# RECORD LIST start

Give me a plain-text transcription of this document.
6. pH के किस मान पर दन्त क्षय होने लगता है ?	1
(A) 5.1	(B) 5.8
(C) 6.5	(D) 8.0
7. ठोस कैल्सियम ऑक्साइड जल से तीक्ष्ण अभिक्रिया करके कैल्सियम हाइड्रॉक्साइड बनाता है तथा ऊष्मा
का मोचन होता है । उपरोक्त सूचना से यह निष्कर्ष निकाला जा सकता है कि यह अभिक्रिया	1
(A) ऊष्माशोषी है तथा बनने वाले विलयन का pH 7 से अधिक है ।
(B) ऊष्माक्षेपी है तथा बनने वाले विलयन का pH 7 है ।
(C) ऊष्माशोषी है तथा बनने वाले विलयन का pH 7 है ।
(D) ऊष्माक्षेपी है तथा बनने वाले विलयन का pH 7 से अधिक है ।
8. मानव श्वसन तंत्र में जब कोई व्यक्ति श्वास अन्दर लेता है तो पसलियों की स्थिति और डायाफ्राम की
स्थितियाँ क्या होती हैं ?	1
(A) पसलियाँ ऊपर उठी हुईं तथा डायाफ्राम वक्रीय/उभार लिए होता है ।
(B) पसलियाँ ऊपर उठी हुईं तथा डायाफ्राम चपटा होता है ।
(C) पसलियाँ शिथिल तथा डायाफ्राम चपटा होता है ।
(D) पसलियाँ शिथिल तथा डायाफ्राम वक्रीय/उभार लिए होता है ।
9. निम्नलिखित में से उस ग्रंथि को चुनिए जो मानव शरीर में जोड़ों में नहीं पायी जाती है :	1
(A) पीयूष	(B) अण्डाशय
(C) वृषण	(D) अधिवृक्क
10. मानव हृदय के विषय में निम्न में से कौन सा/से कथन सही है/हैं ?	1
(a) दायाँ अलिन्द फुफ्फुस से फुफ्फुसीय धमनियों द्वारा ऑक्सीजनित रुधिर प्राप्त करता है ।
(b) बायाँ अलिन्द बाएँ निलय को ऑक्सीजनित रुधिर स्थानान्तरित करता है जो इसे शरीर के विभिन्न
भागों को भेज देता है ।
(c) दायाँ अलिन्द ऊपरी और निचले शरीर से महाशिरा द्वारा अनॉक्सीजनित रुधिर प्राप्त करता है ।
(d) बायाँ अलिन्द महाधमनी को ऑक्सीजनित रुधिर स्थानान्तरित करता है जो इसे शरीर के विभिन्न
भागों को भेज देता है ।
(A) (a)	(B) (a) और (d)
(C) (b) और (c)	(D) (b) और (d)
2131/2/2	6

# RECORD LIST end

_THE EXERCISE:_ Reproduce every entry shown above, precisely as it stands.

_WRITTEN RESPONSE:_
Give me a plain-text transcription of this document.
6. pH के किस मान पर दन्त क्षय होने लगता है ?	1
(A) 5.1	(B) 5.8
(C) 6.5	(D) 8.0
7. ठोस कैल्सियम ऑक्साइड जल से तीक्ष्ण अभिक्रिया करके कैल्सियम हाइड्रॉक्साइड बनाता है तथा ऊष्मा
का मोचन होता है । उपरोक्त सूचना से यह निष्कर्ष निकाला जा सकता है कि यह अभिक्रिया	1
(A) ऊष्माशोषी है तथा बनने वाले विलयन का pH 7 से अधिक है ।
(B) ऊष्माक्षेपी है तथा बनने वाले विलयन का pH 7 है ।
(C) ऊष्माशोषी है तथा बनने वाले विलयन का pH 7 है ।
(D) ऊष्माक्षेपी है तथा बनने वाले विलयन का pH 7 से अधिक है ।
8. मानव श्वसन तंत्र में जब कोई व्यक्ति श्वास अन्दर लेता है तो पसलियों की स्थिति और डायाफ्राम की
स्थितियाँ क्या होती हैं ?	1
(A) पसलियाँ ऊपर उठी हुईं तथा डायाफ्राम वक्रीय/उभार लिए होता है ।
(B) पसलियाँ ऊपर उठी हुईं तथा डायाफ्राम चपटा होता है ।
(C) पसलियाँ शिथिल तथा डायाफ्राम चपटा होता है ।
(D) पसलियाँ शिथिल तथा डायाफ्राम वक्रीय/उभार लिए होता है ।
9. निम्नलिखित में से उस ग्रंथि को चुनिए जो मानव शरीर में जोड़ों में नहीं पायी जाती है :	1
(A) पीयूष	(B) अण्डाशय
(C) वृषण	(D) अधिवृक्क
10. मानव हृदय के विषय में निम्न में से कौन सा/से कथन सही है/हैं ?	1
(a) दायाँ अलिन्द फुफ्फुस से फुफ्फुसीय धमनियों द्वारा ऑक्सीजनित रुधिर प्राप्त करता है ।
(b) बायाँ अलिन्द बाएँ निलय को ऑक्सीजनित रुधिर स्थानान्तरित करता है जो इसे शरीर के विभिन्न
भागों को भेज देता है ।
(c) दायाँ अलिन्द ऊपरी और निचले शरीर से महाशिरा द्वारा अनॉक्सीजनित रुधिर प्राप्त करता है ।
(d) बायाँ अलिन्द महाधमनी को ऑक्सीजनित रुधिर स्थानान्तरित करता है जो इसे शरीर के विभिन्न
भागों को भेज देता है ।
(A) (a)	(B) (a) और (d)
(C) (b) और (c)	(D) (b) और (d)
2131/2/2	6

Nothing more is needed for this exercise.